** START Data for this exercise **

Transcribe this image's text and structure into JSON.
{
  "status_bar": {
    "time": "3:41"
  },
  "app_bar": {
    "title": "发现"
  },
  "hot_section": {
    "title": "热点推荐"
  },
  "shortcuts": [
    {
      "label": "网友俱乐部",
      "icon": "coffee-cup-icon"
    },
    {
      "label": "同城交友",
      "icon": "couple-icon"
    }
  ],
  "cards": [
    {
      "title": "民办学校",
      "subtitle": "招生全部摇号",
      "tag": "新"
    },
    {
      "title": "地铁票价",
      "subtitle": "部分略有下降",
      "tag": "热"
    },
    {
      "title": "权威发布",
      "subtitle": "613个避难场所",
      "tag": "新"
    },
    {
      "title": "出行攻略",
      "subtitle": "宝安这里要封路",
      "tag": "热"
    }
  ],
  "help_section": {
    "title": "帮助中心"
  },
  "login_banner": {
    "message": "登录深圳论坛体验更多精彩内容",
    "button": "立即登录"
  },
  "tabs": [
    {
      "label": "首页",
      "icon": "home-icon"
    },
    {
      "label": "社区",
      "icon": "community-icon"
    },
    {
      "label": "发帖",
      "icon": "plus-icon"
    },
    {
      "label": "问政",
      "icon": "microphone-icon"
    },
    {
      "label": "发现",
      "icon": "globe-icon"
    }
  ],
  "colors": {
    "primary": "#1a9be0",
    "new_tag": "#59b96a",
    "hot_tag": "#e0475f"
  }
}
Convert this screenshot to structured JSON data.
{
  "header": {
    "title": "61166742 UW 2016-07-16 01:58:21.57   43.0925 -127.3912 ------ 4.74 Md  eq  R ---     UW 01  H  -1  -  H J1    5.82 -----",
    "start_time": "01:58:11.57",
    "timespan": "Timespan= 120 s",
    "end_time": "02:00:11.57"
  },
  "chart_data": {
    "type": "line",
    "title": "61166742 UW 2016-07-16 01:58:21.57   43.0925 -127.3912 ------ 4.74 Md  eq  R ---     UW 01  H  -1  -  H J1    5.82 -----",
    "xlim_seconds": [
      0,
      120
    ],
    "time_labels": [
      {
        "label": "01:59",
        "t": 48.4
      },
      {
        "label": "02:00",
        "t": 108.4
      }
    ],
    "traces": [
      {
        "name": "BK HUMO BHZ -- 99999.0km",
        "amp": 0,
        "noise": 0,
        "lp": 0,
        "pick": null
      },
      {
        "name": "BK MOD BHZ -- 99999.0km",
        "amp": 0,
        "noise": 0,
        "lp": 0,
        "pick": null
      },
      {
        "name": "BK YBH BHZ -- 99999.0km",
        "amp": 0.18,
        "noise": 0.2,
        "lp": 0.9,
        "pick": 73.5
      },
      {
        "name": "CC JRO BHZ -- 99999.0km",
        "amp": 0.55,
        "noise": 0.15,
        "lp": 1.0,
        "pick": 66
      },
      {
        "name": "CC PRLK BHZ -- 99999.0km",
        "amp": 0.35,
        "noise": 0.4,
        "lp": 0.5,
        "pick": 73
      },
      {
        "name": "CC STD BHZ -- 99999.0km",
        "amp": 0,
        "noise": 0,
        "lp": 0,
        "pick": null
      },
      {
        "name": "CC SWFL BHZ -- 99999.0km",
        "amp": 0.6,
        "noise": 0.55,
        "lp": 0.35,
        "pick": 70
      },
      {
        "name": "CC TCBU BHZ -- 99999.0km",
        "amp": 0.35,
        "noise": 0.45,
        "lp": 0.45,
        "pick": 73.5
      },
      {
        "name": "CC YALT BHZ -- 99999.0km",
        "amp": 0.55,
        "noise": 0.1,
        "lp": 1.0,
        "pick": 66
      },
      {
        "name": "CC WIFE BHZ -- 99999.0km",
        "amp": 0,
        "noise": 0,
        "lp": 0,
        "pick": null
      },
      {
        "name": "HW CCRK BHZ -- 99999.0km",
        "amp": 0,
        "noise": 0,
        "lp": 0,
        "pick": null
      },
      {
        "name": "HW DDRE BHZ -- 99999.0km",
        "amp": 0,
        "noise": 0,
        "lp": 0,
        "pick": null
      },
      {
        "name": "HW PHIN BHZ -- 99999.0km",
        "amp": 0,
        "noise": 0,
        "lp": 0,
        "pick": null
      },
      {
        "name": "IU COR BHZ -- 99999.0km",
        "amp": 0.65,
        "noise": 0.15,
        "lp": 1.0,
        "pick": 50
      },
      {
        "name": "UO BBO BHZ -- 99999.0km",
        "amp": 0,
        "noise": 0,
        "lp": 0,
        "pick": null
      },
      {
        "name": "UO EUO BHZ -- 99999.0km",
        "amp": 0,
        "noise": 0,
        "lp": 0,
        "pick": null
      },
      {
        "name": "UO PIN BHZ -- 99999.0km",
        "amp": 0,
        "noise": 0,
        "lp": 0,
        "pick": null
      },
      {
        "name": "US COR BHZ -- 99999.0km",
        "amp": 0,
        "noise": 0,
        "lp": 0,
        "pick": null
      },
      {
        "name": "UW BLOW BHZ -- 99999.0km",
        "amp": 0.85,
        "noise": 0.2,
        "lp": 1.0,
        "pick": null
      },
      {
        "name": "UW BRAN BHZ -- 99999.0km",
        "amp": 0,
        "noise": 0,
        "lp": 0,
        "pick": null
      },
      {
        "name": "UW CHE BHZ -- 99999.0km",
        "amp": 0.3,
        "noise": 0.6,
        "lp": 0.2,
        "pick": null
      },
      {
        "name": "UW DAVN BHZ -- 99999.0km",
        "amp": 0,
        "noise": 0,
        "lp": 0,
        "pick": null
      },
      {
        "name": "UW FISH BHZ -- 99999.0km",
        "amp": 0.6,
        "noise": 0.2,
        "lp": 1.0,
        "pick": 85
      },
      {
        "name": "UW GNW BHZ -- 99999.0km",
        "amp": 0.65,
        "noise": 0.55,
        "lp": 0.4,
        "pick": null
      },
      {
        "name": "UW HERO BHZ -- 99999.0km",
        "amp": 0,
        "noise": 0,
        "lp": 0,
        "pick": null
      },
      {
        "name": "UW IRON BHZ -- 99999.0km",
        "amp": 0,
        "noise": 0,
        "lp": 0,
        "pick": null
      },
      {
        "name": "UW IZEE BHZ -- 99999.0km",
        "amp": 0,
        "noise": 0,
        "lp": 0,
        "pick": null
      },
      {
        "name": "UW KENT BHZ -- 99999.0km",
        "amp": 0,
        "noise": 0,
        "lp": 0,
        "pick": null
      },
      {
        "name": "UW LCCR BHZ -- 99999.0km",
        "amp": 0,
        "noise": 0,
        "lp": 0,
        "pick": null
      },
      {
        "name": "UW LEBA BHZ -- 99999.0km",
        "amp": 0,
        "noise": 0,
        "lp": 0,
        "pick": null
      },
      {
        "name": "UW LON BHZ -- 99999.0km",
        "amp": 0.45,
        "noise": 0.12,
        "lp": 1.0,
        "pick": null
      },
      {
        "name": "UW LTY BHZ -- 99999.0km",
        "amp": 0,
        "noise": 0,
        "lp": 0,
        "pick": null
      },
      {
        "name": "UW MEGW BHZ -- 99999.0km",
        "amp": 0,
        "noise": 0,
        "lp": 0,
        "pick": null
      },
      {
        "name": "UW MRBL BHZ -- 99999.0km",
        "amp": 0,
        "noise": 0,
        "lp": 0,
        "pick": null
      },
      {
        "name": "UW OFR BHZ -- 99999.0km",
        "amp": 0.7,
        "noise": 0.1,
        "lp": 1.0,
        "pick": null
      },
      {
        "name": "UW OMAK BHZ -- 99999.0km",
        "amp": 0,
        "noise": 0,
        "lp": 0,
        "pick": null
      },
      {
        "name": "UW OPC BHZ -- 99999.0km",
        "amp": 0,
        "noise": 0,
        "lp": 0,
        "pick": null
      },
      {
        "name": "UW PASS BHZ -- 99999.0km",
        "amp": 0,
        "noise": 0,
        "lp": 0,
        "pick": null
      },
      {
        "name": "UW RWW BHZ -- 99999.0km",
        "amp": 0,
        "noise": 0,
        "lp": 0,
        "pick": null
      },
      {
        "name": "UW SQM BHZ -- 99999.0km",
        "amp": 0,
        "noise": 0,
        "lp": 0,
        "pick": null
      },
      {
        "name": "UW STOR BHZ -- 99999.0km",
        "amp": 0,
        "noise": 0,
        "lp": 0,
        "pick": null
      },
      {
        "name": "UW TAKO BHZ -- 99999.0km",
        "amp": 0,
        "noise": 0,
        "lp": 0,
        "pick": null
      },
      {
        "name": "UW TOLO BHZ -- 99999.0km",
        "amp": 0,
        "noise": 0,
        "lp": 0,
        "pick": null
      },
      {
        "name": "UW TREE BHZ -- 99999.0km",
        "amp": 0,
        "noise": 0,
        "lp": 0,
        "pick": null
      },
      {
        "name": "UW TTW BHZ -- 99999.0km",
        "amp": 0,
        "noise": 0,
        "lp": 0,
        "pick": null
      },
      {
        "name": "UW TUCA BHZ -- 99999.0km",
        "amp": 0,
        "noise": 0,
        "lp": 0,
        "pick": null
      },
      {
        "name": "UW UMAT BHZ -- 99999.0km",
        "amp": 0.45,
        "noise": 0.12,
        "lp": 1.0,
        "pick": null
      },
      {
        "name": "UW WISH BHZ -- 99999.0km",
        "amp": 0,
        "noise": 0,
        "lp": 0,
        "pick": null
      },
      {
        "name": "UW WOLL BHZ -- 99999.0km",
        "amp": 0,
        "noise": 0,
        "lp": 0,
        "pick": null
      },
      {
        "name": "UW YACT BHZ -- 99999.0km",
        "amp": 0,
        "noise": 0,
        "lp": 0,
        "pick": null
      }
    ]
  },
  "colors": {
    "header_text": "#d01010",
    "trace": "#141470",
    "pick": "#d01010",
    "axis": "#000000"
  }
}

** END Data for this exercise **

The request
Show the lines from the data above that contain the string "JSON".

Reply to the task
Transcribe this image's text and structure into JSON.
Convert this screenshot to structured JSON data.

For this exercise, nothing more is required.